**** Entries shown

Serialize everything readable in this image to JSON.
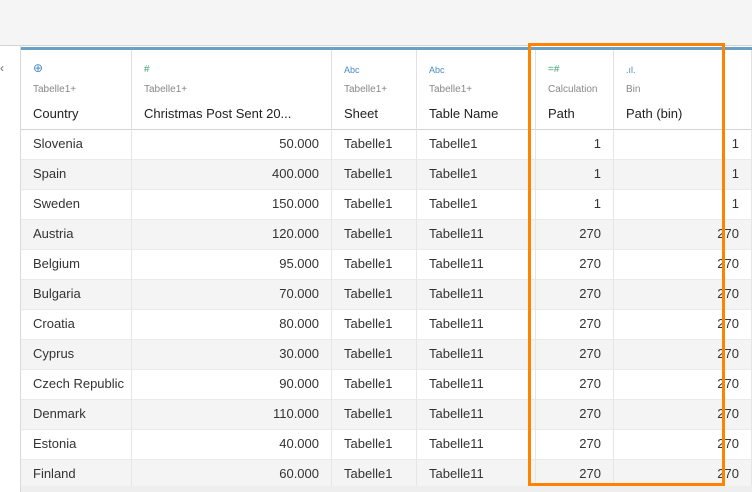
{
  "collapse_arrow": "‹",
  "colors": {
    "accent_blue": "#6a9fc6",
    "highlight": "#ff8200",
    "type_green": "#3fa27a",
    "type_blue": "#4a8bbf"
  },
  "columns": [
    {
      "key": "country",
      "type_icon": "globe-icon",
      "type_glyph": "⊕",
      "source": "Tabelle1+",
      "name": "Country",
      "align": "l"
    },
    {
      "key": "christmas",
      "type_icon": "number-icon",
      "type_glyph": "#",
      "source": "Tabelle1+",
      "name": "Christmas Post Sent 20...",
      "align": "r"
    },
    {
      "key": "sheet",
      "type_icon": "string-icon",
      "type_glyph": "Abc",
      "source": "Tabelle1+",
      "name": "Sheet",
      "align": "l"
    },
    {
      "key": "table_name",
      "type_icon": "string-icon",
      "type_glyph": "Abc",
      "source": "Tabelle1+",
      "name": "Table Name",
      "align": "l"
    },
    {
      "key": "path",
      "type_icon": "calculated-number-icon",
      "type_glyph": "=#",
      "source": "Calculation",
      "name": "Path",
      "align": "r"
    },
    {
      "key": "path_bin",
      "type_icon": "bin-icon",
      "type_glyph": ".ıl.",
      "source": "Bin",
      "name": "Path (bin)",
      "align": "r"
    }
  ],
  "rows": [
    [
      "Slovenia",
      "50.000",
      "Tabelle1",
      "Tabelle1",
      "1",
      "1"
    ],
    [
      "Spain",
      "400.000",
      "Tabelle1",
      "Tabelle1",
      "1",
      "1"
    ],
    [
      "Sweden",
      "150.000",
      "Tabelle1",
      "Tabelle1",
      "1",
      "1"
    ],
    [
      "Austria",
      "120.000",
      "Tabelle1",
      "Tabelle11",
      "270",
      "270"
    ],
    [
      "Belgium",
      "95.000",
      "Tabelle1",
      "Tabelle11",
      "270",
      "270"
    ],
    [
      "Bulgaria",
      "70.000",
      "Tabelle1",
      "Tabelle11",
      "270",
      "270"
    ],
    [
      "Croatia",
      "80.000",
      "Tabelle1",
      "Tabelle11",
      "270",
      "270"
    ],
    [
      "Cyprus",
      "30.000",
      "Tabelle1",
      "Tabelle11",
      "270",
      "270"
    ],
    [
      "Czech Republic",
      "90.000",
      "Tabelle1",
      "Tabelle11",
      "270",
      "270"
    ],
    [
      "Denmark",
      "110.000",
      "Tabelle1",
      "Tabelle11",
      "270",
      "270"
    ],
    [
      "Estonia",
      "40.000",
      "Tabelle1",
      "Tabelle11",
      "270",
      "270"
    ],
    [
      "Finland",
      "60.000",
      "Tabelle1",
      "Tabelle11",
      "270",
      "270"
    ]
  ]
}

********
**** Entries shown

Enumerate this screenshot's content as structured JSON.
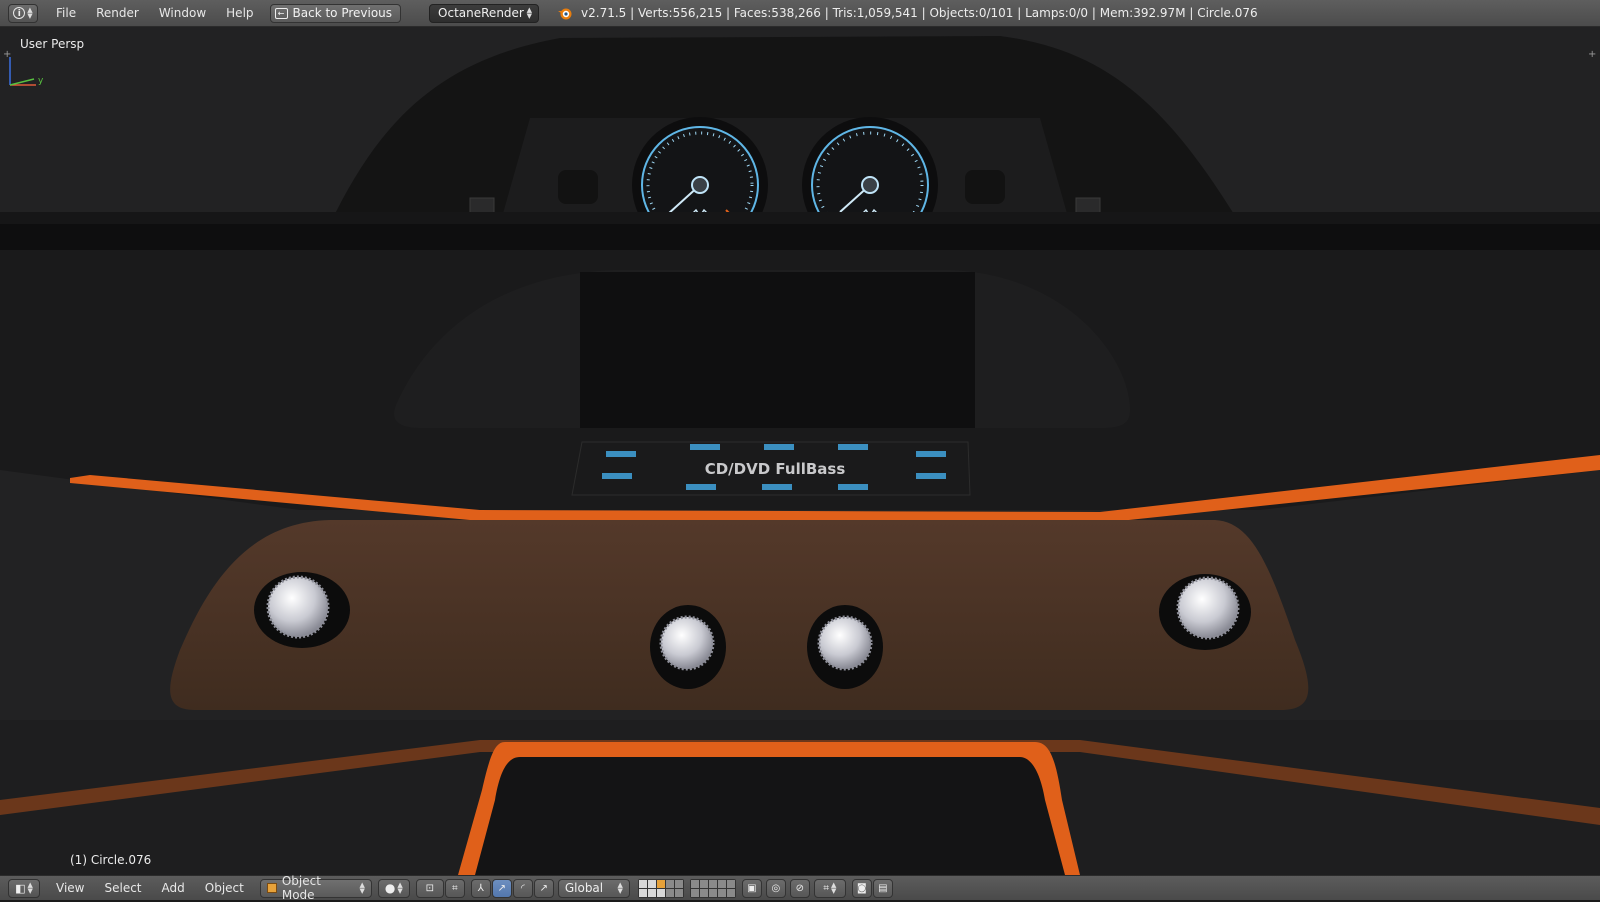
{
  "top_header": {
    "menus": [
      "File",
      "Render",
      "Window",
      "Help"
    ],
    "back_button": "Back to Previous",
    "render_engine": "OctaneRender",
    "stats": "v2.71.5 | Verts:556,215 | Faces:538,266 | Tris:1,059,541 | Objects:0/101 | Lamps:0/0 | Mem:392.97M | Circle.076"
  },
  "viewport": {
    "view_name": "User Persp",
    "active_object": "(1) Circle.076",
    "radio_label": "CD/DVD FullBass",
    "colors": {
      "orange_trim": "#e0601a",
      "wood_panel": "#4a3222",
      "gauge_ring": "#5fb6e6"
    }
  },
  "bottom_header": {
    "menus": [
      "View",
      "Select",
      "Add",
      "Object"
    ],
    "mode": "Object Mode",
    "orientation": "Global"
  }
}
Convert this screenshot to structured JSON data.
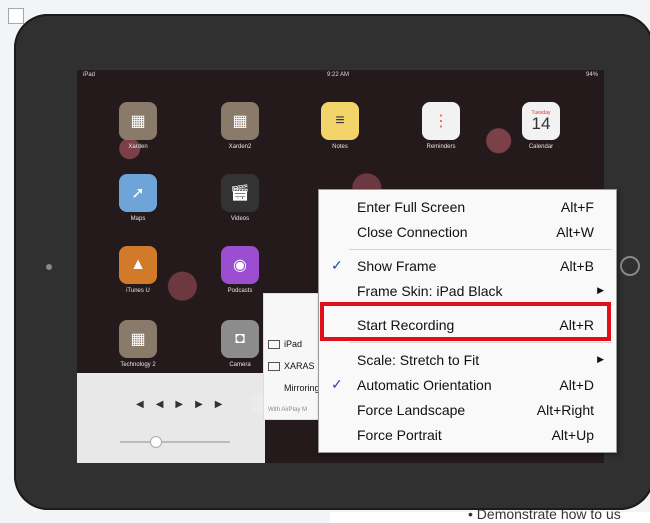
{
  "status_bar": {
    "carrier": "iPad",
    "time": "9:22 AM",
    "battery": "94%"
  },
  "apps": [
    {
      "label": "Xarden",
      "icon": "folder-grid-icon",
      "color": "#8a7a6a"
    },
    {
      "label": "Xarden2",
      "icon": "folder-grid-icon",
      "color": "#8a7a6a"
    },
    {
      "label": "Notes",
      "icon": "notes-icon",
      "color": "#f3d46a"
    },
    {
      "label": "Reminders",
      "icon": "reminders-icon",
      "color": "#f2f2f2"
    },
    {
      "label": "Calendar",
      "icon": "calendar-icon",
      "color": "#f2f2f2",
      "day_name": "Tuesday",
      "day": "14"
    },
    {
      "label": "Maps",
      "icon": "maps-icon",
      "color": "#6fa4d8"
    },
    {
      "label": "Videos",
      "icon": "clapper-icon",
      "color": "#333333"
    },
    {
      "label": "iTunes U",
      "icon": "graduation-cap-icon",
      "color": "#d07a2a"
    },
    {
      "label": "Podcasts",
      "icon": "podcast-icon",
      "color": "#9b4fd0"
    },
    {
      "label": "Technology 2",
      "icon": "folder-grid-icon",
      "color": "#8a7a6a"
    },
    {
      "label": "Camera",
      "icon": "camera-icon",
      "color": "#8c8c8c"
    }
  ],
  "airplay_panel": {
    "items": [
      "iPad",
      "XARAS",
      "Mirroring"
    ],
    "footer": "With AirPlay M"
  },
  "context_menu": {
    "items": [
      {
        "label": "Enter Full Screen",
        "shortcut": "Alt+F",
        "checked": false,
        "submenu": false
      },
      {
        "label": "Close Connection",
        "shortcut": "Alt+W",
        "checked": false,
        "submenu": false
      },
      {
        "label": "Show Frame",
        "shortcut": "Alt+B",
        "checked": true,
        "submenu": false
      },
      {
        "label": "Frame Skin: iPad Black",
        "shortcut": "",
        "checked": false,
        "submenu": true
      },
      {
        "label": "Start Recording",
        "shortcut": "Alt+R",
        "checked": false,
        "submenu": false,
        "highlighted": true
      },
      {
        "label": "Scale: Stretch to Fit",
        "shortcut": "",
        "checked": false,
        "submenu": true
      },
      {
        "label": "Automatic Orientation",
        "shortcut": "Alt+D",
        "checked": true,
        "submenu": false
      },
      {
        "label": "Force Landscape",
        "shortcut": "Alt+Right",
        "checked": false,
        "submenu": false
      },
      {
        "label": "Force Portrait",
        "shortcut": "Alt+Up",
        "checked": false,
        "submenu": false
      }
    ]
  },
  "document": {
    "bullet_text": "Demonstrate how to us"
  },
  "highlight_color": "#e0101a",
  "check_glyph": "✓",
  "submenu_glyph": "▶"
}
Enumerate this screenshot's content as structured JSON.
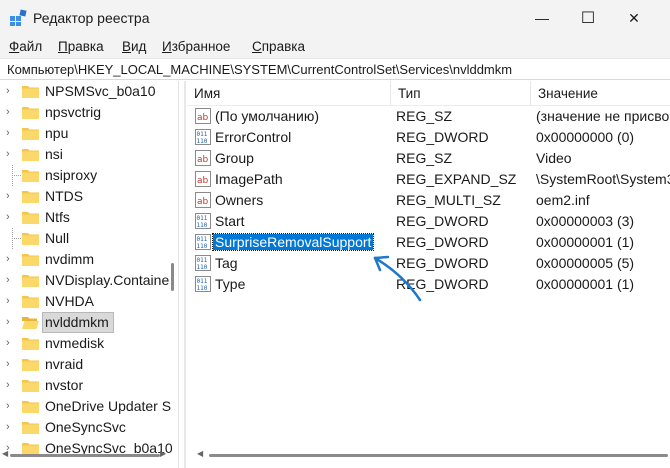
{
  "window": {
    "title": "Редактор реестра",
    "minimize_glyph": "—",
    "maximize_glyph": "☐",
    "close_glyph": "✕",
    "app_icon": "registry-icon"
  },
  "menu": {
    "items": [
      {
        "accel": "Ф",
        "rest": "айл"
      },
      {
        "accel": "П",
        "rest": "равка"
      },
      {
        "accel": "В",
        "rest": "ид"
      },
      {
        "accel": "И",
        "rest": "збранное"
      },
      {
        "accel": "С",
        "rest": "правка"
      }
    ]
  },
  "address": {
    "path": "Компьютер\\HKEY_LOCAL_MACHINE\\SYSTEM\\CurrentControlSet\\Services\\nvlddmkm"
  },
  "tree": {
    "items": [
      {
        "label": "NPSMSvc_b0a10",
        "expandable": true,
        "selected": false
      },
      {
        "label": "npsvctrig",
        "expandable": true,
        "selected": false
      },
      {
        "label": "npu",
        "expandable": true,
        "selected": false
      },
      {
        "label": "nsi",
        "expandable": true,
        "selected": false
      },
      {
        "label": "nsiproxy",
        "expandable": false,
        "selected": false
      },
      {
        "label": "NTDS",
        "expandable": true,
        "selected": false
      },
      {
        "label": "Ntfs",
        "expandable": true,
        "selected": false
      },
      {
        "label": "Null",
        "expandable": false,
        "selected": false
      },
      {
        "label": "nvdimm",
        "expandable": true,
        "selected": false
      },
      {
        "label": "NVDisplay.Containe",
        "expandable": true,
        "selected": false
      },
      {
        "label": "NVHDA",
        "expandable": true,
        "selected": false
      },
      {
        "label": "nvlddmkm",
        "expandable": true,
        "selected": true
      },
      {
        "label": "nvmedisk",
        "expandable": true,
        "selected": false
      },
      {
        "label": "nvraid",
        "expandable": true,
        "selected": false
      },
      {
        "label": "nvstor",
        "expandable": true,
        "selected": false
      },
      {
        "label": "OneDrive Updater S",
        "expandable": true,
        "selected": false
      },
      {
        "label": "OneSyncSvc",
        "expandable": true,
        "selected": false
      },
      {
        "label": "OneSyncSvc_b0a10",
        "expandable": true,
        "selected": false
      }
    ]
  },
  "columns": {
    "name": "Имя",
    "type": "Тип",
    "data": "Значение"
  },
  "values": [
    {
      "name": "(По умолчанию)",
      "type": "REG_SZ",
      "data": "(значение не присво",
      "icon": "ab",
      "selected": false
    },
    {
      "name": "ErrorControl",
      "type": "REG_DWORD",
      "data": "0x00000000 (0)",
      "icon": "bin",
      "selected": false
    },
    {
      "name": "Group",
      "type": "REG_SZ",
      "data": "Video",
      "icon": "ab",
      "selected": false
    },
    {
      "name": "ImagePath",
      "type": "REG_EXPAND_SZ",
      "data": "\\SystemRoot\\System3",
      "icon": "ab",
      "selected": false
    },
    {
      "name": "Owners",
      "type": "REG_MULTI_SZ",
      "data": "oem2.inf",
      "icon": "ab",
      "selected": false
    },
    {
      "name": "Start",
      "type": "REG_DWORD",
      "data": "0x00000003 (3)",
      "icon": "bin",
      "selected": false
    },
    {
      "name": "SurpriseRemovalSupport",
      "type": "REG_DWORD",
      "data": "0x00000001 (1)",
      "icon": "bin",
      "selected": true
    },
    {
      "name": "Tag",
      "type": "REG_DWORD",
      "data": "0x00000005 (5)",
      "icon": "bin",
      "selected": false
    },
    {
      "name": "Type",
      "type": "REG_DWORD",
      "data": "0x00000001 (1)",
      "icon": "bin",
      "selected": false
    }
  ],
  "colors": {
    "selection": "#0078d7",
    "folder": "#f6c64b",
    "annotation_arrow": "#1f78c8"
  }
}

********
**** Entries shown

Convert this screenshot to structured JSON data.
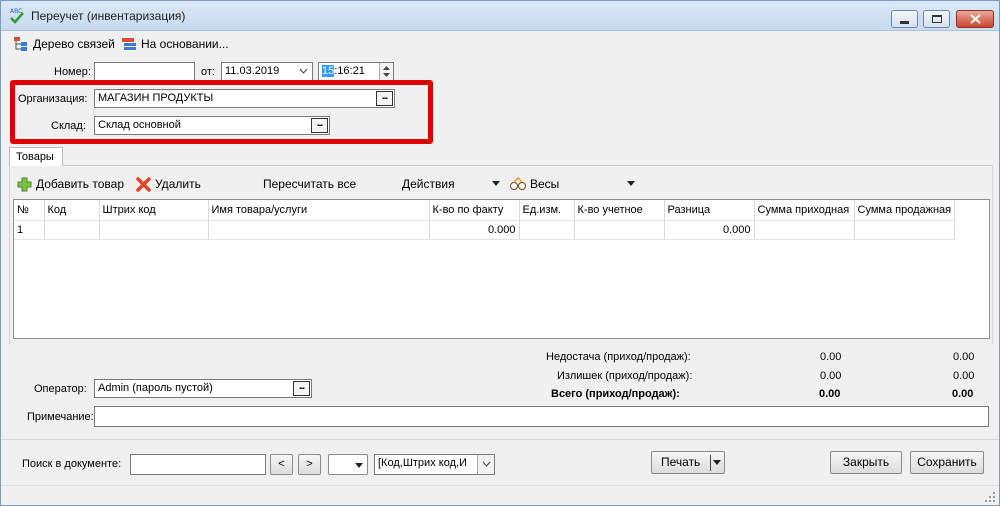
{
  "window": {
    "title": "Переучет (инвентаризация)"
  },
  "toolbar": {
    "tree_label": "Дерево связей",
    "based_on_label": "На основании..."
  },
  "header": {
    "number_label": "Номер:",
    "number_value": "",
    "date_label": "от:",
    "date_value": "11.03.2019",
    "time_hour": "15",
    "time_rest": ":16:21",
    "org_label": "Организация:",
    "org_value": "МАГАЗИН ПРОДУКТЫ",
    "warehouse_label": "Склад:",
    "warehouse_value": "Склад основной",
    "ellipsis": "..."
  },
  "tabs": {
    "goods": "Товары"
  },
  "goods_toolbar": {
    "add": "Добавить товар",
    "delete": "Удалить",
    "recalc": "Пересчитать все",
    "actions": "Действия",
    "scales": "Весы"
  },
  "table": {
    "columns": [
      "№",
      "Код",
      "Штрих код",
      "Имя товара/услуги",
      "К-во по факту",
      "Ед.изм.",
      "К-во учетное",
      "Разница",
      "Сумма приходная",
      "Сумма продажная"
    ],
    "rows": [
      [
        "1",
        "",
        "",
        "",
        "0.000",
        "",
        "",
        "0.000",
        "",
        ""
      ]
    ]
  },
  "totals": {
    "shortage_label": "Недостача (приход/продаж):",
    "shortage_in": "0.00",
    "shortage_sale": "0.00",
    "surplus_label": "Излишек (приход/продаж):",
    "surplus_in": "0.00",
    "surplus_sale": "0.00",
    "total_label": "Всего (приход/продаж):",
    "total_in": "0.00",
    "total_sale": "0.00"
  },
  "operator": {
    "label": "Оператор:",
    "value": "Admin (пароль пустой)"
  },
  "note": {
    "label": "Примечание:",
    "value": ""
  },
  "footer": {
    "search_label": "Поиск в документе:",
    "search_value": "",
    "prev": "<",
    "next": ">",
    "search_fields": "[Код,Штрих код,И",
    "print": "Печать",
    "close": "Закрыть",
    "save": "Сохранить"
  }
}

********

Exercise goal
Only lines with "iPad" are wanted here; list each of them.

Written response
    "carrier": "iPad",
      "iPad",
        "label": "Frame Skin: iPad Black",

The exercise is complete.